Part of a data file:
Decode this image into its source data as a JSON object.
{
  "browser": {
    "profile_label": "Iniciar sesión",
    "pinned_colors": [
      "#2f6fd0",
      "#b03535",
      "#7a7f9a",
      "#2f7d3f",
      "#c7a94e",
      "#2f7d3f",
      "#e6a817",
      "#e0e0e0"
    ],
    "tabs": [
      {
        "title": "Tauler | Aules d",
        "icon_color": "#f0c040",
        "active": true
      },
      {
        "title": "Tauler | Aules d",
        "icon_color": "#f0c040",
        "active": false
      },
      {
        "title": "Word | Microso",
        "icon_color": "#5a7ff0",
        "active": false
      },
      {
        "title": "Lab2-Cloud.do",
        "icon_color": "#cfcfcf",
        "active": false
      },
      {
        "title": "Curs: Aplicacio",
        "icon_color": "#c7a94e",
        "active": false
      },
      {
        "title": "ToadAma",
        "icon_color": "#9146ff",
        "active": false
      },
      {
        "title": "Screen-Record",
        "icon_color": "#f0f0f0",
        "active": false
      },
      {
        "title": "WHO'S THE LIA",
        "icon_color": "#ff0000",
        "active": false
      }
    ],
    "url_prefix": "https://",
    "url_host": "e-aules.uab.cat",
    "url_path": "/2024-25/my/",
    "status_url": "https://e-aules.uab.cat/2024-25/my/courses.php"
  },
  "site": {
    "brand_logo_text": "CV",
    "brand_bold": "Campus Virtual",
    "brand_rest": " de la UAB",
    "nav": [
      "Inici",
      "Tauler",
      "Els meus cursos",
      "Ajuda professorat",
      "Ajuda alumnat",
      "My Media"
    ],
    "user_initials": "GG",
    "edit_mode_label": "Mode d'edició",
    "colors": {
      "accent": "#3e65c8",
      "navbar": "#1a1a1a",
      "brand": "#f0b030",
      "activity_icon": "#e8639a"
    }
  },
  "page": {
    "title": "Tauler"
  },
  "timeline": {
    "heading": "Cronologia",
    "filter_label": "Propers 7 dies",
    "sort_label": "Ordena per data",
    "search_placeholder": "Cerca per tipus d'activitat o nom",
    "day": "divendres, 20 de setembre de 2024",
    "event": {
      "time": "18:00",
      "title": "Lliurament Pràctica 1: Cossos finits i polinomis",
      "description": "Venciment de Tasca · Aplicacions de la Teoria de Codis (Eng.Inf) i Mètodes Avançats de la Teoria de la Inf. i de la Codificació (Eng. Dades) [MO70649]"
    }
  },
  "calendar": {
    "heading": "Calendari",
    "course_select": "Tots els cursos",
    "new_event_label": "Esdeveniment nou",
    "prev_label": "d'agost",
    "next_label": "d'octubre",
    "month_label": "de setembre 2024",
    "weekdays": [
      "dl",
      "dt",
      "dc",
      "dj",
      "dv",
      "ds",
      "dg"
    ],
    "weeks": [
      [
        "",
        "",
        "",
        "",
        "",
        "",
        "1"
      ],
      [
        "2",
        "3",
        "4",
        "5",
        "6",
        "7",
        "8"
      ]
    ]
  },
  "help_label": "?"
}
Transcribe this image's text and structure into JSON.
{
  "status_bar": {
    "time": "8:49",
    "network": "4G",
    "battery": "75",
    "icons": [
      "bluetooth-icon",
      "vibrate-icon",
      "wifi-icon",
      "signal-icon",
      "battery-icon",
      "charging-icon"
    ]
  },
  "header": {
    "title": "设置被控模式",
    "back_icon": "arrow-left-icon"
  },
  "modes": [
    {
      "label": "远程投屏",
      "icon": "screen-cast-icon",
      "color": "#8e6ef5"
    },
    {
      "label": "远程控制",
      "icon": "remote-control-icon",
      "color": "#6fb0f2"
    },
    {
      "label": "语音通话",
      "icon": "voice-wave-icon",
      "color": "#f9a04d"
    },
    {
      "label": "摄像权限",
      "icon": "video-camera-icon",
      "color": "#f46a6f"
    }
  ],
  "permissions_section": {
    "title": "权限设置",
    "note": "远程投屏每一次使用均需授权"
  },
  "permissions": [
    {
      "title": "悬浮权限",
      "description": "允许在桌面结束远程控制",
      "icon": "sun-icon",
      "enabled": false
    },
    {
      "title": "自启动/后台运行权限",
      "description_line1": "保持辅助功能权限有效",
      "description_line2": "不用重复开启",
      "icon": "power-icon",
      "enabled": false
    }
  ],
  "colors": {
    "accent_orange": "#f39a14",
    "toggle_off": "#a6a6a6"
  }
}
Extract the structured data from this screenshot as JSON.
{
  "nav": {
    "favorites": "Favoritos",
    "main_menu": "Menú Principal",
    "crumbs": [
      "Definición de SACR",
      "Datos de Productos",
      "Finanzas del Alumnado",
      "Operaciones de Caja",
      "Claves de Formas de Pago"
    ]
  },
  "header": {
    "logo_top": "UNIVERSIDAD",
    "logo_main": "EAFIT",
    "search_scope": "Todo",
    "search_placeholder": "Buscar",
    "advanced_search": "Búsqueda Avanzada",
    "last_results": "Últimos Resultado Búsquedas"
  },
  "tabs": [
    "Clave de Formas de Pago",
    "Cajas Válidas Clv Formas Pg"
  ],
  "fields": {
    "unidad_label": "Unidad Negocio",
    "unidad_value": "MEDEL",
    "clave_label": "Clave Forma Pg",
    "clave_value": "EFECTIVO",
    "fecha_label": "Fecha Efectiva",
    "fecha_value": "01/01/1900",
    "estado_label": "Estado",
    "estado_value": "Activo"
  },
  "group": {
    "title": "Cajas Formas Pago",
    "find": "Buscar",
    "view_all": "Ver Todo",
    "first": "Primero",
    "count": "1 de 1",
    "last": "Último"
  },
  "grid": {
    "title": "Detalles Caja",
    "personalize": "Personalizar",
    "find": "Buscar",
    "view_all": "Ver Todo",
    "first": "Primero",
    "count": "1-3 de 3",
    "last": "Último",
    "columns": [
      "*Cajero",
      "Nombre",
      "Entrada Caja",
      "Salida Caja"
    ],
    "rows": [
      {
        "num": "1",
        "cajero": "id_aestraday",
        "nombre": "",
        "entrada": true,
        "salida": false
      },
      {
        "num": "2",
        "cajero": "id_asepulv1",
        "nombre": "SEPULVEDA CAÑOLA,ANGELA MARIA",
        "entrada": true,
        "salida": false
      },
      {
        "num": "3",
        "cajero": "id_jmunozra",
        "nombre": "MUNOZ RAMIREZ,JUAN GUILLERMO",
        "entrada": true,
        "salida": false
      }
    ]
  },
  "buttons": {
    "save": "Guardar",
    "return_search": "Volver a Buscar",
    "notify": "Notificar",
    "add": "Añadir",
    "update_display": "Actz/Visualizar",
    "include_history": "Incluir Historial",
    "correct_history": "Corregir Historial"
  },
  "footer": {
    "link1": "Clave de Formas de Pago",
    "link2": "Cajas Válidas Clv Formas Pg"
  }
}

== Direction ==
The records above are to be repeated exactly, in their entirety.

== Result for this exercise ==
Decode this image into its source data as a JSON object.
{
  "browser": {
    "profile_label": "Iniciar sesión",
    "pinned_colors": [
      "#2f6fd0",
      "#b03535",
      "#7a7f9a",
      "#2f7d3f",
      "#c7a94e",
      "#2f7d3f",
      "#e6a817",
      "#e0e0e0"
    ],
    "tabs": [
      {
        "title": "Tauler | Aules d",
        "icon_color": "#f0c040",
        "active": true
      },
      {
        "title": "Tauler | Aules d",
        "icon_color": "#f0c040",
        "active": false
      },
      {
        "title": "Word | Microso",
        "icon_color": "#5a7ff0",
        "active": false
      },
      {
        "title": "Lab2-Cloud.do",
        "icon_color": "#cfcfcf",
        "active": false
      },
      {
        "title": "Curs: Aplicacio",
        "icon_color": "#c7a94e",
        "active": false
      },
      {
        "title": "ToadAma",
        "icon_color": "#9146ff",
        "active": false
      },
      {
        "title": "Screen-Record",
        "icon_color": "#f0f0f0",
        "active": false
      },
      {
        "title": "WHO'S THE LIA",
        "icon_color": "#ff0000",
        "active": false
      }
    ],
    "url_prefix": "https://",
    "url_host": "e-aules.uab.cat",
    "url_path": "/2024-25/my/",
    "status_url": "https://e-aules.uab.cat/2024-25/my/courses.php"
  },
  "site": {
    "brand_logo_text": "CV",
    "brand_bold": "Campus Virtual",
    "brand_rest": " de la UAB",
    "nav": [
      "Inici",
      "Tauler",
      "Els meus cursos",
      "Ajuda professorat",
      "Ajuda alumnat",
      "My Media"
    ],
    "user_initials": "GG",
    "edit_mode_label": "Mode d'edició",
    "colors": {
      "accent": "#3e65c8",
      "navbar": "#1a1a1a",
      "brand": "#f0b030",
      "activity_icon": "#e8639a"
    }
  },
  "page": {
    "title": "Tauler"
  },
  "timeline": {
    "heading": "Cronologia",
    "filter_label": "Propers 7 dies",
    "sort_label": "Ordena per data",
    "search_placeholder": "Cerca per tipus d'activitat o nom",
    "day": "divendres, 20 de setembre de 2024",
    "event": {
      "time": "18:00",
      "title": "Lliurament Pràctica 1: Cossos finits i polinomis",
      "description": "Venciment de Tasca · Aplicacions de la Teoria de Codis (Eng.Inf) i Mètodes Avançats de la Teoria de la Inf. i de la Codificació (Eng. Dades) [MO70649]"
    }
  },
  "calendar": {
    "heading": "Calendari",
    "course_select": "Tots els cursos",
    "new_event_label": "Esdeveniment nou",
    "prev_label": "d'agost",
    "next_label": "d'octubre",
    "month_label": "de setembre 2024",
    "weekdays": [
      "dl",
      "dt",
      "dc",
      "dj",
      "dv",
      "ds",
      "dg"
    ],
    "weeks": [
      [
        "",
        "",
        "",
        "",
        "",
        "",
        "1"
      ],
      [
        "2",
        "3",
        "4",
        "5",
        "6",
        "7",
        "8"
      ]
    ]
  },
  "help_label": "?"
}
Transcribe this image's text and structure into JSON.
{
  "status_bar": {
    "time": "8:49",
    "network": "4G",
    "battery": "75",
    "icons": [
      "bluetooth-icon",
      "vibrate-icon",
      "wifi-icon",
      "signal-icon",
      "battery-icon",
      "charging-icon"
    ]
  },
  "header": {
    "title": "设置被控模式",
    "back_icon": "arrow-left-icon"
  },
  "modes": [
    {
      "label": "远程投屏",
      "icon": "screen-cast-icon",
      "color": "#8e6ef5"
    },
    {
      "label": "远程控制",
      "icon": "remote-control-icon",
      "color": "#6fb0f2"
    },
    {
      "label": "语音通话",
      "icon": "voice-wave-icon",
      "color": "#f9a04d"
    },
    {
      "label": "摄像权限",
      "icon": "video-camera-icon",
      "color": "#f46a6f"
    }
  ],
  "permissions_section": {
    "title": "权限设置",
    "note": "远程投屏每一次使用均需授权"
  },
  "permissions": [
    {
      "title": "悬浮权限",
      "description": "允许在桌面结束远程控制",
      "icon": "sun-icon",
      "enabled": false
    },
    {
      "title": "自启动/后台运行权限",
      "description_line1": "保持辅助功能权限有效",
      "description_line2": "不用重复开启",
      "icon": "power-icon",
      "enabled": false
    }
  ],
  "colors": {
    "accent_orange": "#f39a14",
    "toggle_off": "#a6a6a6"
  }
}
Extract the structured data from this screenshot as JSON.
{
  "nav": {
    "favorites": "Favoritos",
    "main_menu": "Menú Principal",
    "crumbs": [
      "Definición de SACR",
      "Datos de Productos",
      "Finanzas del Alumnado",
      "Operaciones de Caja",
      "Claves de Formas de Pago"
    ]
  },
  "header": {
    "logo_top": "UNIVERSIDAD",
    "logo_main": "EAFIT",
    "search_scope": "Todo",
    "search_placeholder": "Buscar",
    "advanced_search": "Búsqueda Avanzada",
    "last_results": "Últimos Resultado Búsquedas"
  },
  "tabs": [
    "Clave de Formas de Pago",
    "Cajas Válidas Clv Formas Pg"
  ],
  "fields": {
    "unidad_label": "Unidad Negocio",
    "unidad_value": "MEDEL",
    "clave_label": "Clave Forma Pg",
    "clave_value": "EFECTIVO",
    "fecha_label": "Fecha Efectiva",
    "fecha_value": "01/01/1900",
    "estado_label": "Estado",
    "estado_value": "Activo"
  },
  "group": {
    "title": "Cajas Formas Pago",
    "find": "Buscar",
    "view_all": "Ver Todo",
    "first": "Primero",
    "count": "1 de 1",
    "last": "Último"
  },
  "grid": {
    "title": "Detalles Caja",
    "personalize": "Personalizar",
    "find": "Buscar",
    "view_all": "Ver Todo",
    "first": "Primero",
    "count": "1-3 de 3",
    "last": "Último",
    "columns": [
      "*Cajero",
      "Nombre",
      "Entrada Caja",
      "Salida Caja"
    ],
    "rows": [
      {
        "num": "1",
        "cajero": "id_aestraday",
        "nombre": "",
        "entrada": true,
        "salida": false
      },
      {
        "num": "2",
        "cajero": "id_asepulv1",
        "nombre": "SEPULVEDA CAÑOLA,ANGELA MARIA",
        "entrada": true,
        "salida": false
      },
      {
        "num": "3",
        "cajero": "id_jmunozra",
        "nombre": "MUNOZ RAMIREZ,JUAN GUILLERMO",
        "entrada": true,
        "salida": false
      }
    ]
  },
  "buttons": {
    "save": "Guardar",
    "return_search": "Volver a Buscar",
    "notify": "Notificar",
    "add": "Añadir",
    "update_display": "Actz/Visualizar",
    "include_history": "Incluir Historial",
    "correct_history": "Corregir Historial"
  },
  "footer": {
    "link1": "Clave de Formas de Pago",
    "link2": "Cajas Válidas Clv Formas Pg"
  }
}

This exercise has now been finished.